Plans de travail, tables-éviers; surfaces et enceintes de travail pour cuisines, salles de bains, meubles-lavabos et bureaux, dessus de comptoirs; dessus de tables […]

[55]           La définition de ces produits est certainement assez large pour englober l’utilisation des carreaux, des dalles et carreaux faits de pierre composite, des murs et des revêtements muraux. Par conséquent, je conclus que la décision de la COMC de n’accorder aucun poids à l’enregistrement existant de la demanderesse et sa conclusion selon laquelle les services visés par l’opposition sont « nouveaux », par opposition à « étendre ses activités » par rapport aux produits visés par l’enregistrement antérieur de la marque CAESARSTONE ne fait pas partie de l’éventail d’issues possibles et acceptables qui sont défendables au vu des faits et du droit. Cependant, la conclusion de la COMC n’est déraisonnable qu’à l’égard des services visés par l’opposition qui ont trait aux carreaux, dalles, et carreaux faits de pierre composite, revêtements muraux et murs.

# CONTENU DES DONNÉES
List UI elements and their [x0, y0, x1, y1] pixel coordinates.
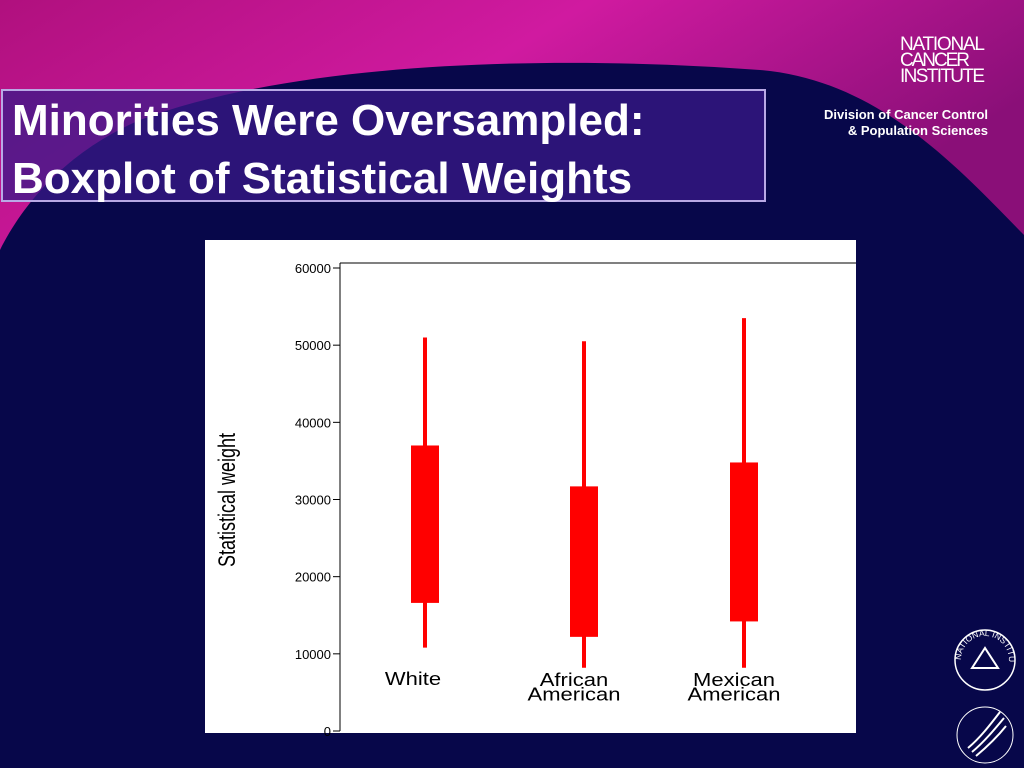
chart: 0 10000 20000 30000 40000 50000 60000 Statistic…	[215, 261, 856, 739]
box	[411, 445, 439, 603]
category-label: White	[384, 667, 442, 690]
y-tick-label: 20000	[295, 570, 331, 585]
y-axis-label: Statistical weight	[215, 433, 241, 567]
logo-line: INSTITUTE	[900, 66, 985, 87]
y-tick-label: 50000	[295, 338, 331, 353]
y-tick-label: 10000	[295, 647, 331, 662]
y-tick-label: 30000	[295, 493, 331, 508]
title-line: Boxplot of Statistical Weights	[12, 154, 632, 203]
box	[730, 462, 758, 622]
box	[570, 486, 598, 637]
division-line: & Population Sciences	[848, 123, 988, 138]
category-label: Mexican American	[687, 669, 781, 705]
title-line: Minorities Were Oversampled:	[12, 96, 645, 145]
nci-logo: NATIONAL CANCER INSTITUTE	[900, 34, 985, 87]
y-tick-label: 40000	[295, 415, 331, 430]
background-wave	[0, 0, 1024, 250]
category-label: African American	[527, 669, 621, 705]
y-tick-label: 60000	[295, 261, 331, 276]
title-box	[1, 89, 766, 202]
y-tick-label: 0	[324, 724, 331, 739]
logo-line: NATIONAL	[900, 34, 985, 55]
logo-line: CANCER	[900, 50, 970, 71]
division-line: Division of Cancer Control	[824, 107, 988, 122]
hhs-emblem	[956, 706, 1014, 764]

==

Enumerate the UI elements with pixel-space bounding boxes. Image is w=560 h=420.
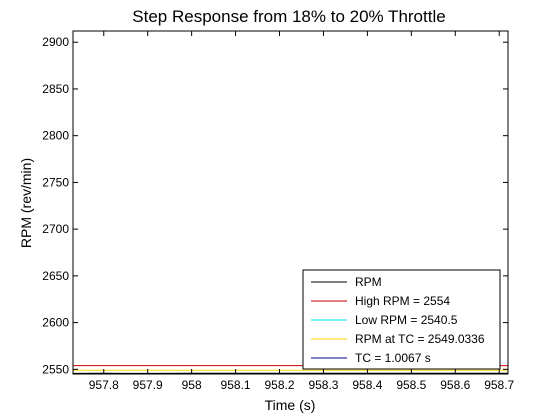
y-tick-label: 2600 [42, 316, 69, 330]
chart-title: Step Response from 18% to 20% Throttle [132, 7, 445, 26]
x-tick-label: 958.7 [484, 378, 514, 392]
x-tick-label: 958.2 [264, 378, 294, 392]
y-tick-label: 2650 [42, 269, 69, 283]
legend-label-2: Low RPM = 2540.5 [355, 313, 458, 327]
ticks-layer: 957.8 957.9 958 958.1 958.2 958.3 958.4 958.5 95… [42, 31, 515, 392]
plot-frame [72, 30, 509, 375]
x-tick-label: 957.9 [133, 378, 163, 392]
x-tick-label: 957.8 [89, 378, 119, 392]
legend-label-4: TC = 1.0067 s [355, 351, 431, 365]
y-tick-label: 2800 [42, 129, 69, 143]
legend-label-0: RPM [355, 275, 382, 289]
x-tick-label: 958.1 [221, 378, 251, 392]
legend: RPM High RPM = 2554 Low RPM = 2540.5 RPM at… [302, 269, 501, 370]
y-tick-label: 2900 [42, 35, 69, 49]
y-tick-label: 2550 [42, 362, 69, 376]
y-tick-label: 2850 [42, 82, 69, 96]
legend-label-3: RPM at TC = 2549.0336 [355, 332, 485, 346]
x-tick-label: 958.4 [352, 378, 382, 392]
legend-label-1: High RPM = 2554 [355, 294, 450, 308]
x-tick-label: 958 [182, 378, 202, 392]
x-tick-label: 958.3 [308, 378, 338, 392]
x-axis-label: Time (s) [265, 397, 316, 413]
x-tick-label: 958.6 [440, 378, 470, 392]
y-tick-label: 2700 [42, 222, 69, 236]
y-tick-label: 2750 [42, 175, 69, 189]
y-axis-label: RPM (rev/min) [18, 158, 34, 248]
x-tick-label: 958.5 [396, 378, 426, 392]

==

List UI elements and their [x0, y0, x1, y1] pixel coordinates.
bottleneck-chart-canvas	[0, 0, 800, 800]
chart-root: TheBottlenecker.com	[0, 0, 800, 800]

# LES CONSIGNES
a - Répondez à ces questions sur l'extrait concernant la marque CAESARSTONE :
(i) Dans la liste qui ouvre l'extrait, pour quels lieux ou meubles les « surfaces et enceintes de travail » sont-elles prévues ?
(ii) Quel organisme a rendu la décision examinée ?
(iii) Selon la dernière phrase, pour quels services la conclusion de cet organisme est-elle déraisonnable ?
b - Poursuivez, s'il vous plaît, l'extrait concernant la marque CAESARSTONE après sa dernière phrase.

# RÉSULTATS ATTENDUS
a -
(i) Les cuisines, les salles de bains, les meubles-lavabos et les bureaux.
(ii) La COMC.
(iii) Les services visés par l'opposition qui ont trait aux carreaux, aux dalles, aux carreaux faits de pierre composite, aux revêtements muraux et aux murs.

b -
[56]           Bien que je reconnaisse qu’il ne s’agit que d’un facteur et d’une circonstance qui doivent être pris en considération dans l’évaluation de la probabilité de confusion, le défaut de la COMC de tenir compte des liens entre certains services visés par l’opposition et les produits enregistrés antérieurement par la demanderesse, et sa conclusion résultante que les services visés par l’opposition sont nouveaux par rapport à ces produits, a une incidence sur le résultat et sur le caractère raisonnable de l’évaluation faite par la COMC d’autres facteurs, comme on le verra ci-dessous.

[57]           Je conviens cependant avec la COMC que, dans la mesure où les autres services visés par l’opposition ont trait aux planchers et aux escaliers, l’antériorité de l’enregistrement de la marque CAESARSTONE ne bénéficie pas à la demanderesse, puisque les services visés par l’opposition reliés à ces biens constituent effectivement de nouveaux services par rapport aux biens visés par l’enregistrement antérieur de la marque CAESARSTONE. Le fait qu’il s’agisse de nouveau services est en outre appuyé par l’affidavit de Mme Braconnier, au paragraphe 7.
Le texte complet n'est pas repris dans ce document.